Your goal
Reproduce the listing below character for character; drop every image.
------------
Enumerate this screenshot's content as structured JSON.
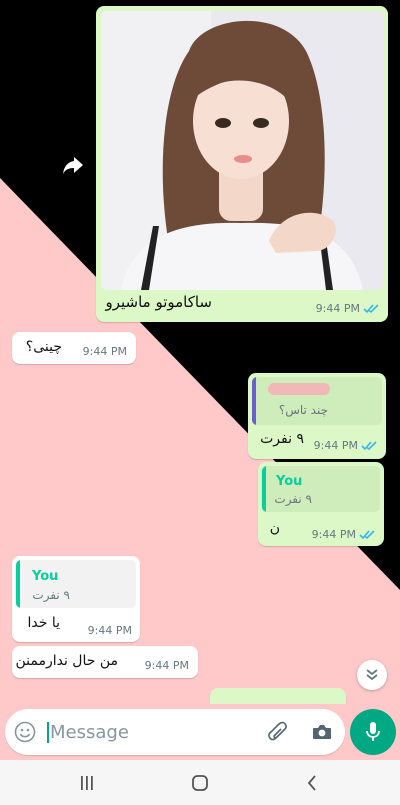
{
  "colors": {
    "wallpaper_pink": "#ffc9c9",
    "wallpaper_dark": "#000000",
    "outgoing_bubble": "#dcf8c6",
    "incoming_bubble": "#ffffff",
    "accent": "#00a884",
    "read_ticks": "#34b7f1",
    "quote_bar_own": "#06cf9c",
    "quote_bar_other": "#6b5fce"
  },
  "messages": [
    {
      "direction": "outgoing",
      "type": "image",
      "caption": "ساکاموتو ماشیرو",
      "time": "9:44 PM",
      "status": "read"
    },
    {
      "direction": "incoming",
      "type": "text",
      "text": "چینی؟",
      "time": "9:44 PM"
    },
    {
      "direction": "outgoing",
      "type": "reply",
      "quote_text": "چند تاس؟",
      "text": "۹ نفرت",
      "time": "9:44 PM",
      "status": "read"
    },
    {
      "direction": "outgoing",
      "type": "reply",
      "quote_name": "You",
      "quote_text": "۹ نفرت",
      "text": "ن",
      "time": "9:44 PM",
      "status": "read"
    },
    {
      "direction": "incoming",
      "type": "reply",
      "quote_name": "You",
      "quote_text": "۹ نفرت",
      "text": "یا خدا",
      "time": "9:44 PM"
    },
    {
      "direction": "incoming",
      "type": "text",
      "text": "من حال ندارممنن",
      "time": "9:44 PM"
    }
  ],
  "composer": {
    "placeholder": "Message",
    "emoji_icon": "emoji-icon",
    "attach_icon": "paperclip-icon",
    "camera_icon": "camera-icon",
    "mic_icon": "mic-icon"
  },
  "nav_bar": {
    "recents_icon": "recents-icon",
    "home_icon": "home-icon",
    "back_icon": "back-icon"
  }
}
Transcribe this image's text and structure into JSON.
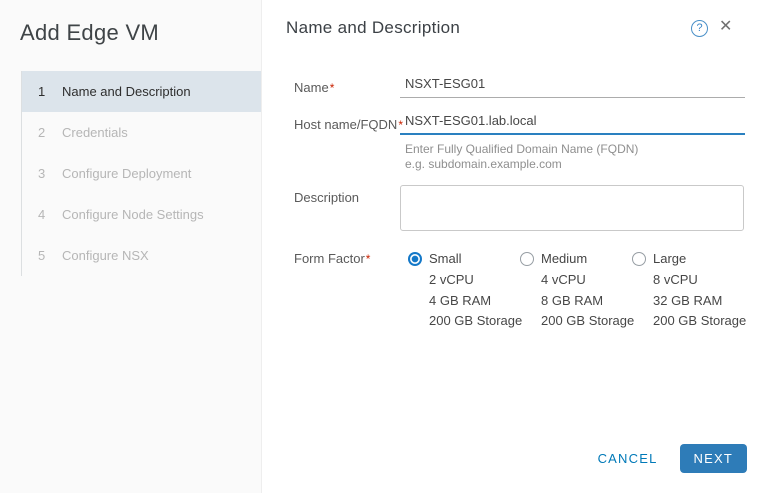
{
  "colors": {
    "accent_blue": "#0079b8",
    "focused_underline_blue": "#2a80c0",
    "primary_button_blue": "#2e7cb8",
    "active_step_bg": "#dce4eb",
    "required_red": "#c92100"
  },
  "sidebar": {
    "title": "Add Edge VM",
    "steps": [
      {
        "num": "1",
        "label": "Name and Description",
        "active": true
      },
      {
        "num": "2",
        "label": "Credentials",
        "active": false
      },
      {
        "num": "3",
        "label": "Configure Deployment",
        "active": false
      },
      {
        "num": "4",
        "label": "Configure Node Settings",
        "active": false
      },
      {
        "num": "5",
        "label": "Configure NSX",
        "active": false
      }
    ]
  },
  "header": {
    "title": "Name and Description",
    "help_glyph": "?",
    "close_glyph": "✕"
  },
  "form": {
    "required_marker": "*",
    "name": {
      "label": "Name",
      "value": "NSXT-ESG01"
    },
    "hostname": {
      "label": "Host name/FQDN",
      "value": "NSXT-ESG01.lab.local",
      "helper_line1": "Enter Fully Qualified Domain Name (FQDN)",
      "helper_line2": "e.g. subdomain.example.com"
    },
    "description": {
      "label": "Description",
      "value": ""
    },
    "form_factor": {
      "label": "Form Factor",
      "options": [
        {
          "label": "Small",
          "selected": true,
          "specs": [
            "2 vCPU",
            "4 GB RAM",
            "200 GB Storage"
          ]
        },
        {
          "label": "Medium",
          "selected": false,
          "specs": [
            "4 vCPU",
            "8 GB RAM",
            "200 GB Storage"
          ]
        },
        {
          "label": "Large",
          "selected": false,
          "specs": [
            "8 vCPU",
            "32 GB RAM",
            "200 GB Storage"
          ]
        }
      ]
    }
  },
  "footer": {
    "cancel_label": "CANCEL",
    "next_label": "NEXT"
  }
}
------------
The response
Enumerate this screenshot's content as structured JSON.
{
  "colors": {
    "wallpaper_pink": "#ffc9c9",
    "wallpaper_dark": "#000000",
    "outgoing_bubble": "#dcf8c6",
    "incoming_bubble": "#ffffff",
    "accent": "#00a884",
    "read_ticks": "#34b7f1",
    "quote_bar_own": "#06cf9c",
    "quote_bar_other": "#6b5fce"
  },
  "messages": [
    {
      "direction": "outgoing",
      "type": "image",
      "caption": "ساکاموتو ماشیرو",
      "time": "9:44 PM",
      "status": "read"
    },
    {
      "direction": "incoming",
      "type": "text",
      "text": "چینی؟",
      "time": "9:44 PM"
    },
    {
      "direction": "outgoing",
      "type": "reply",
      "quote_text": "چند تاس؟",
      "text": "۹ نفرت",
      "time": "9:44 PM",
      "status": "read"
    },
    {
      "direction": "outgoing",
      "type": "reply",
      "quote_name": "You",
      "quote_text": "۹ نفرت",
      "text": "ن",
      "time": "9:44 PM",
      "status": "read"
    },
    {
      "direction": "incoming",
      "type": "reply",
      "quote_name": "You",
      "quote_text": "۹ نفرت",
      "text": "یا خدا",
      "time": "9:44 PM"
    },
    {
      "direction": "incoming",
      "type": "text",
      "text": "من حال ندارممنن",
      "time": "9:44 PM"
    }
  ],
  "composer": {
    "placeholder": "Message",
    "emoji_icon": "emoji-icon",
    "attach_icon": "paperclip-icon",
    "camera_icon": "camera-icon",
    "mic_icon": "mic-icon"
  },
  "nav_bar": {
    "recents_icon": "recents-icon",
    "home_icon": "home-icon",
    "back_icon": "back-icon"
  }
}
Transcribe this image's text and structure into JSON.
{
  "colors": {
    "accent_blue": "#0079b8",
    "focused_underline_blue": "#2a80c0",
    "primary_button_blue": "#2e7cb8",
    "active_step_bg": "#dce4eb",
    "required_red": "#c92100"
  },
  "sidebar": {
    "title": "Add Edge VM",
    "steps": [
      {
        "num": "1",
        "label": "Name and Description",
        "active": true
      },
      {
        "num": "2",
        "label": "Credentials",
        "active": false
      },
      {
        "num": "3",
        "label": "Configure Deployment",
        "active": false
      },
      {
        "num": "4",
        "label": "Configure Node Settings",
        "active": false
      },
      {
        "num": "5",
        "label": "Configure NSX",
        "active": false
      }
    ]
  },
  "header": {
    "title": "Name and Description",
    "help_glyph": "?",
    "close_glyph": "✕"
  },
  "form": {
    "required_marker": "*",
    "name": {
      "label": "Name",
      "value": "NSXT-ESG01"
    },
    "hostname": {
      "label": "Host name/FQDN",
      "value": "NSXT-ESG01.lab.local",
      "helper_line1": "Enter Fully Qualified Domain Name (FQDN)",
      "helper_line2": "e.g. subdomain.example.com"
    },
    "description": {
      "label": "Description",
      "value": ""
    },
    "form_factor": {
      "label": "Form Factor",
      "options": [
        {
          "label": "Small",
          "selected": true,
          "specs": [
            "2 vCPU",
            "4 GB RAM",
            "200 GB Storage"
          ]
        },
        {
          "label": "Medium",
          "selected": false,
          "specs": [
            "4 vCPU",
            "8 GB RAM",
            "200 GB Storage"
          ]
        },
        {
          "label": "Large",
          "selected": false,
          "specs": [
            "8 vCPU",
            "32 GB RAM",
            "200 GB Storage"
          ]
        }
      ]
    }
  },
  "footer": {
    "cancel_label": "CANCEL",
    "next_label": "NEXT"
  }
}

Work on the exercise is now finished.